(Entries from a dataset)
START
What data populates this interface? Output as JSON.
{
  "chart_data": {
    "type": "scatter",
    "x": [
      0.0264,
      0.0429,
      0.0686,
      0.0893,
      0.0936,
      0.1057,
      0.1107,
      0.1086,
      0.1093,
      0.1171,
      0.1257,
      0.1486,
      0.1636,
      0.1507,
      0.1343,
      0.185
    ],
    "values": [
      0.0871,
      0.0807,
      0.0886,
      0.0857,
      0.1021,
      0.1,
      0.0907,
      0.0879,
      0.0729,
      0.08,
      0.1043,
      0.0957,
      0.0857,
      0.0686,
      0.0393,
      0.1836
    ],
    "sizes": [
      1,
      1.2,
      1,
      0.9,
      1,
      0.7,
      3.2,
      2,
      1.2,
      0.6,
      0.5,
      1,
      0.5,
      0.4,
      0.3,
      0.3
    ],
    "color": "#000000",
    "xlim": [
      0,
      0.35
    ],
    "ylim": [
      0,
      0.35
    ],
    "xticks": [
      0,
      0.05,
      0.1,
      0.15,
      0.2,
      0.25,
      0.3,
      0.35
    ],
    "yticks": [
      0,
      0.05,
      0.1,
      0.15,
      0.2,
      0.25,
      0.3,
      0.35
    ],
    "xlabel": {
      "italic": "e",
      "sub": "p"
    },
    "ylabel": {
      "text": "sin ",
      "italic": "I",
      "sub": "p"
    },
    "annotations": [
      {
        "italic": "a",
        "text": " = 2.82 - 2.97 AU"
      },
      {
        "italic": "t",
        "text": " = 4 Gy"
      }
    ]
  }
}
END
From the records above, extract everything verbatim.

What data populates this interface? Output as JSON.
{
  "chart_data": {
    "type": "scatter",
    "x": [
      0.0264,
      0.0429,
      0.0686,
      0.0893,
      0.0936,
      0.1057,
      0.1107,
      0.1086,
      0.1093,
      0.1171,
      0.1257,
      0.1486,
      0.1636,
      0.1507,
      0.1343,
      0.185
    ],
    "values": [
      0.0871,
      0.0807,
      0.0886,
      0.0857,
      0.1021,
      0.1,
      0.0907,
      0.0879,
      0.0729,
      0.08,
      0.1043,
      0.0957,
      0.0857,
      0.0686,
      0.0393,
      0.1836
    ],
    "sizes": [
      1,
      1.2,
      1,
      0.9,
      1,
      0.7,
      3.2,
      2,
      1.2,
      0.6,
      0.5,
      1,
      0.5,
      0.4,
      0.3,
      0.3
    ],
    "color": "#000000",
    "xlim": [
      0,
      0.35
    ],
    "ylim": [
      0,
      0.35
    ],
    "xticks": [
      0,
      0.05,
      0.1,
      0.15,
      0.2,
      0.25,
      0.3,
      0.35
    ],
    "yticks": [
      0,
      0.05,
      0.1,
      0.15,
      0.2,
      0.25,
      0.3,
      0.35
    ],
    "xlabel": {
      "italic": "e",
      "sub": "p"
    },
    "ylabel": {
      "text": "sin ",
      "italic": "I",
      "sub": "p"
    },
    "annotations": [
      {
        "italic": "a",
        "text": " = 2.82 - 2.97 AU"
      },
      {
        "italic": "t",
        "text": " = 4 Gy"
      }
    ]
  }
}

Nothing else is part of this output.